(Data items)
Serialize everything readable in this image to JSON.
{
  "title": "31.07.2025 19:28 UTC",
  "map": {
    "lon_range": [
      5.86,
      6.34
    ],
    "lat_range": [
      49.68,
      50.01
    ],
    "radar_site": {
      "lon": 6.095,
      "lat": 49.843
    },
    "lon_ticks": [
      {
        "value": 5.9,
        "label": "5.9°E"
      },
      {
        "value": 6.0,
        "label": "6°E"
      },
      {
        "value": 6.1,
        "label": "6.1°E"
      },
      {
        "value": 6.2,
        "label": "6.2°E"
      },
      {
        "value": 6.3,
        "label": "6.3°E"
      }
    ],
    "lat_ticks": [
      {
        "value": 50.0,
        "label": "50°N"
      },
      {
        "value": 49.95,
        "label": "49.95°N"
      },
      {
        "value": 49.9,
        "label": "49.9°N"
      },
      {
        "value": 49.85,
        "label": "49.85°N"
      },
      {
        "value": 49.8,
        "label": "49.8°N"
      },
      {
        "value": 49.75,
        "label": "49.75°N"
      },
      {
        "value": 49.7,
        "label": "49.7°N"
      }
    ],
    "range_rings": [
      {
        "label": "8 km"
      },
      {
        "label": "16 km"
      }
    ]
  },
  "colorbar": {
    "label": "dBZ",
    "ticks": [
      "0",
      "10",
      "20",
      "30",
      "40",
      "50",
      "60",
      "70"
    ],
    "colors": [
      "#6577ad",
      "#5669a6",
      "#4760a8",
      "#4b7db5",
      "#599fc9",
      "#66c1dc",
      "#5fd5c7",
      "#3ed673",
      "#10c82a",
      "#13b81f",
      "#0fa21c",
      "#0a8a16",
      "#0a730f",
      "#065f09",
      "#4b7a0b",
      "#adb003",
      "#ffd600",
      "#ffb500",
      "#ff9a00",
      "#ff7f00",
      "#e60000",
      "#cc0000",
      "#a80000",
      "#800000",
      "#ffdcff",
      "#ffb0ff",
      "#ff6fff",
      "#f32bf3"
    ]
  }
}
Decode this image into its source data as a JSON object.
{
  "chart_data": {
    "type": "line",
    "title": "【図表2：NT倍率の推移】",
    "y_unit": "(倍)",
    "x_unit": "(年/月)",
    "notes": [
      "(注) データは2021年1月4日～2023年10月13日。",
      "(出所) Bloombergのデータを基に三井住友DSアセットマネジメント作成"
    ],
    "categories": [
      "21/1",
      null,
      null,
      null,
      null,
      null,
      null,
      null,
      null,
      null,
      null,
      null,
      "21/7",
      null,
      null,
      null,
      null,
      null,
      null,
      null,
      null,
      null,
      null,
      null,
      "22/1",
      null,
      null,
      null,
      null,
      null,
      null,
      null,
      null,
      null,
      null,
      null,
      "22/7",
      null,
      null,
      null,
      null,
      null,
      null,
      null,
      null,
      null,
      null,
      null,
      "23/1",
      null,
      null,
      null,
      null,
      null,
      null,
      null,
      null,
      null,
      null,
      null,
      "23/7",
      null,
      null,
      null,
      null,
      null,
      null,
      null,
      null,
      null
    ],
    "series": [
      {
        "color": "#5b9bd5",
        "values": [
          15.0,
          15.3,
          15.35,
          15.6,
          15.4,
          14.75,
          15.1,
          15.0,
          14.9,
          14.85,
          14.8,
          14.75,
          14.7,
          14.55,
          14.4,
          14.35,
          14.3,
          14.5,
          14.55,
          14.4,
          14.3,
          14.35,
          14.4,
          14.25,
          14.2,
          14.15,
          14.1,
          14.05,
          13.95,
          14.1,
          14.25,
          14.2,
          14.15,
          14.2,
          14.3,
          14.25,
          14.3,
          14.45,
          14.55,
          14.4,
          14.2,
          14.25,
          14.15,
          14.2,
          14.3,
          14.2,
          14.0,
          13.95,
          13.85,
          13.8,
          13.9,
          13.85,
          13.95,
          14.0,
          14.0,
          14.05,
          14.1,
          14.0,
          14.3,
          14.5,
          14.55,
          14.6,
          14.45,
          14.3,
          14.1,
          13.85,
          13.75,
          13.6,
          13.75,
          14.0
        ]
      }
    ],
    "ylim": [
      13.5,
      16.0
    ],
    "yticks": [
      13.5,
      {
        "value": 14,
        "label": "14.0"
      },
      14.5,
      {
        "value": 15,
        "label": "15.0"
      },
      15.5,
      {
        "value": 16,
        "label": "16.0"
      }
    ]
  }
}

## Your task
Quote every line of the data, word for word.

## Problem solution
Serialize everything readable in this image to JSON.
{
  "title": "31.07.2025 19:28 UTC",
  "map": {
    "lon_range": [
      5.86,
      6.34
    ],
    "lat_range": [
      49.68,
      50.01
    ],
    "radar_site": {
      "lon": 6.095,
      "lat": 49.843
    },
    "lon_ticks": [
      {
        "value": 5.9,
        "label": "5.9°E"
      },
      {
        "value": 6.0,
        "label": "6°E"
      },
      {
        "value": 6.1,
        "label": "6.1°E"
      },
      {
        "value": 6.2,
        "label": "6.2°E"
      },
      {
        "value": 6.3,
        "label": "6.3°E"
      }
    ],
    "lat_ticks": [
      {
        "value": 50.0,
        "label": "50°N"
      },
      {
        "value": 49.95,
        "label": "49.95°N"
      },
      {
        "value": 49.9,
        "label": "49.9°N"
      },
      {
        "value": 49.85,
        "label": "49.85°N"
      },
      {
        "value": 49.8,
        "label": "49.8°N"
      },
      {
        "value": 49.75,
        "label": "49.75°N"
      },
      {
        "value": 49.7,
        "label": "49.7°N"
      }
    ],
    "range_rings": [
      {
        "label": "8 km"
      },
      {
        "label": "16 km"
      }
    ]
  },
  "colorbar": {
    "label": "dBZ",
    "ticks": [
      "0",
      "10",
      "20",
      "30",
      "40",
      "50",
      "60",
      "70"
    ],
    "colors": [
      "#6577ad",
      "#5669a6",
      "#4760a8",
      "#4b7db5",
      "#599fc9",
      "#66c1dc",
      "#5fd5c7",
      "#3ed673",
      "#10c82a",
      "#13b81f",
      "#0fa21c",
      "#0a8a16",
      "#0a730f",
      "#065f09",
      "#4b7a0b",
      "#adb003",
      "#ffd600",
      "#ffb500",
      "#ff9a00",
      "#ff7f00",
      "#e60000",
      "#cc0000",
      "#a80000",
      "#800000",
      "#ffdcff",
      "#ffb0ff",
      "#ff6fff",
      "#f32bf3"
    ]
  }
}
Decode this image into its source data as a JSON object.
{
  "chart_data": {
    "type": "line",
    "title": "【図表2：NT倍率の推移】",
    "y_unit": "(倍)",
    "x_unit": "(年/月)",
    "notes": [
      "(注) データは2021年1月4日～2023年10月13日。",
      "(出所) Bloombergのデータを基に三井住友DSアセットマネジメント作成"
    ],
    "categories": [
      "21/1",
      null,
      null,
      null,
      null,
      null,
      null,
      null,
      null,
      null,
      null,
      null,
      "21/7",
      null,
      null,
      null,
      null,
      null,
      null,
      null,
      null,
      null,
      null,
      null,
      "22/1",
      null,
      null,
      null,
      null,
      null,
      null,
      null,
      null,
      null,
      null,
      null,
      "22/7",
      null,
      null,
      null,
      null,
      null,
      null,
      null,
      null,
      null,
      null,
      null,
      "23/1",
      null,
      null,
      null,
      null,
      null,
      null,
      null,
      null,
      null,
      null,
      null,
      "23/7",
      null,
      null,
      null,
      null,
      null,
      null,
      null,
      null,
      null
    ],
    "series": [
      {
        "color": "#5b9bd5",
        "values": [
          15.0,
          15.3,
          15.35,
          15.6,
          15.4,
          14.75,
          15.1,
          15.0,
          14.9,
          14.85,
          14.8,
          14.75,
          14.7,
          14.55,
          14.4,
          14.35,
          14.3,
          14.5,
          14.55,
          14.4,
          14.3,
          14.35,
          14.4,
          14.25,
          14.2,
          14.15,
          14.1,
          14.05,
          13.95,
          14.1,
          14.25,
          14.2,
          14.15,
          14.2,
          14.3,
          14.25,
          14.3,
          14.45,
          14.55,
          14.4,
          14.2,
          14.25,
          14.15,
          14.2,
          14.3,
          14.2,
          14.0,
          13.95,
          13.85,
          13.8,
          13.9,
          13.85,
          13.95,
          14.0,
          14.0,
          14.05,
          14.1,
          14.0,
          14.3,
          14.5,
          14.55,
          14.6,
          14.45,
          14.3,
          14.1,
          13.85,
          13.75,
          13.6,
          13.75,
          14.0
        ]
      }
    ],
    "ylim": [
      13.5,
      16.0
    ],
    "yticks": [
      13.5,
      {
        "value": 14,
        "label": "14.0"
      },
      14.5,
      {
        "value": 15,
        "label": "15.0"
      },
      15.5,
      {
        "value": 16,
        "label": "16.0"
      }
    ]
  }
}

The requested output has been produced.